◆ JOB
Give every line of the material again, exactly as written.

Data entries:

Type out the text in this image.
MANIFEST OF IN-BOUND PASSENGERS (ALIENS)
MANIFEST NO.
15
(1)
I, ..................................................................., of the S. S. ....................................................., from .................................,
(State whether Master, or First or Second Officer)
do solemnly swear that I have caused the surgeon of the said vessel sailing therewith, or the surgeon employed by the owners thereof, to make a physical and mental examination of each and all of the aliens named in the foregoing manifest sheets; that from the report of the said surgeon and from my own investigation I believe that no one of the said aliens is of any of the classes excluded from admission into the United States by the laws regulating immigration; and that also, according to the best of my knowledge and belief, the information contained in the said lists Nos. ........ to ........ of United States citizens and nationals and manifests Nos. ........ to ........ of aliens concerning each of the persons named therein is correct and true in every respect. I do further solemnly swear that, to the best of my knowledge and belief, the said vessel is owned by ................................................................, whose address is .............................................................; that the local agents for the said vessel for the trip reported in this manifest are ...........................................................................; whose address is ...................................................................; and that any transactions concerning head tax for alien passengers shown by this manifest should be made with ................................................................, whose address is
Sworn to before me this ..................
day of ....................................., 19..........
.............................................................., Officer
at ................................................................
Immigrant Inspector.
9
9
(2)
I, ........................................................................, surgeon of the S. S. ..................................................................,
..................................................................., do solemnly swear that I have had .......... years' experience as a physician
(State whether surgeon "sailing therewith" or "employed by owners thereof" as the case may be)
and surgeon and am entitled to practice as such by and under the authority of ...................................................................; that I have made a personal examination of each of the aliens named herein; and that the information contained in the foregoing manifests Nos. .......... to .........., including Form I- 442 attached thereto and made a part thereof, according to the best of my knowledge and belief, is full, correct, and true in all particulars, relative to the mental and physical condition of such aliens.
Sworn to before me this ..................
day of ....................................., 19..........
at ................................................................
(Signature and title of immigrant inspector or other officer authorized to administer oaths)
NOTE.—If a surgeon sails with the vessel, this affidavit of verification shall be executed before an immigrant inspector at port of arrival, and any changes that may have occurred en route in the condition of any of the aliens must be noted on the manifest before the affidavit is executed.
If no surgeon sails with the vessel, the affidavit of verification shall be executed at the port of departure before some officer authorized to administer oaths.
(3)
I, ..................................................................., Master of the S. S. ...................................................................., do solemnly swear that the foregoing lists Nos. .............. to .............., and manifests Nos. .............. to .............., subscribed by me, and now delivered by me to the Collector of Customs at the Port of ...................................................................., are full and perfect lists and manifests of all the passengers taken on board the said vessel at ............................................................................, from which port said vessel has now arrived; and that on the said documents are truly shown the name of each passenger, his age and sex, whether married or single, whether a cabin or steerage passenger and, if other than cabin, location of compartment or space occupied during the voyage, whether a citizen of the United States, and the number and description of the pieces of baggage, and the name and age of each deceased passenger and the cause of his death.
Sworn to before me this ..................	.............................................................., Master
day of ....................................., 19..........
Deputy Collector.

◆ THE COMPLETED TASK
Type out the text in this image.
MANIFEST OF IN-BOUND PASSENGERS (ALIENS)
MANIFEST NO.
15
(1)
I, ..................................................................., of the S. S. ....................................................., from .................................,
(State whether Master, or First or Second Officer)
do solemnly swear that I have caused the surgeon of the said vessel sailing therewith, or the surgeon employed by the owners thereof, to make a physical and mental examination of each and all of the aliens named in the foregoing manifest sheets; that from the report of the said surgeon and from my own investigation I believe that no one of the said aliens is of any of the classes excluded from admission into the United States by the laws regulating immigration; and that also, according to the best of my knowledge and belief, the information contained in the said lists Nos. ........ to ........ of United States citizens and nationals and manifests Nos. ........ to ........ of aliens concerning each of the persons named therein is correct and true in every respect. I do further solemnly swear that, to the best of my knowledge and belief, the said vessel is owned by ................................................................, whose address is .............................................................; that the local agents for the said vessel for the trip reported in this manifest are ...........................................................................; whose address is ...................................................................; and that any transactions concerning head tax for alien passengers shown by this manifest should be made with ................................................................, whose address is
Sworn to before me this ..................
day of ....................................., 19..........
.............................................................., Officer
at ................................................................
Immigrant Inspector.
9
9
(2)
I, ........................................................................, surgeon of the S. S. ..................................................................,
..................................................................., do solemnly swear that I have had .......... years' experience as a physician
(State whether surgeon "sailing therewith" or "employed by owners thereof" as the case may be)
and surgeon and am entitled to practice as such by and under the authority of ...................................................................; that I have made a personal examination of each of the aliens named herein; and that the information contained in the foregoing manifests Nos. .......... to .........., including Form I- 442 attached thereto and made a part thereof, according to the best of my knowledge and belief, is full, correct, and true in all particulars, relative to the mental and physical condition of such aliens.
Sworn to before me this ..................
day of ....................................., 19..........
at ................................................................
(Signature and title of immigrant inspector or other officer authorized to administer oaths)
NOTE.—If a surgeon sails with the vessel, this affidavit of verification shall be executed before an immigrant inspector at port of arrival, and any changes that may have occurred en route in the condition of any of the aliens must be noted on the manifest before the affidavit is executed.
If no surgeon sails with the vessel, the affidavit of verification shall be executed at the port of departure before some officer authorized to administer oaths.
(3)
I, ..................................................................., Master of the S. S. ...................................................................., do solemnly swear that the foregoing lists Nos. .............. to .............., and manifests Nos. .............. to .............., subscribed by me, and now delivered by me to the Collector of Customs at the Port of ...................................................................., are full and perfect lists and manifests of all the passengers taken on board the said vessel at ............................................................................, from which port said vessel has now arrived; and that on the said documents are truly shown the name of each passenger, his age and sex, whether married or single, whether a cabin or steerage passenger and, if other than cabin, location of compartment or space occupied during the voyage, whether a citizen of the United States, and the number and description of the pieces of baggage, and the name and age of each deceased passenger and the cause of his death.
Sworn to before me this ..................	.............................................................., Master
day of ....................................., 19..........
Deputy Collector.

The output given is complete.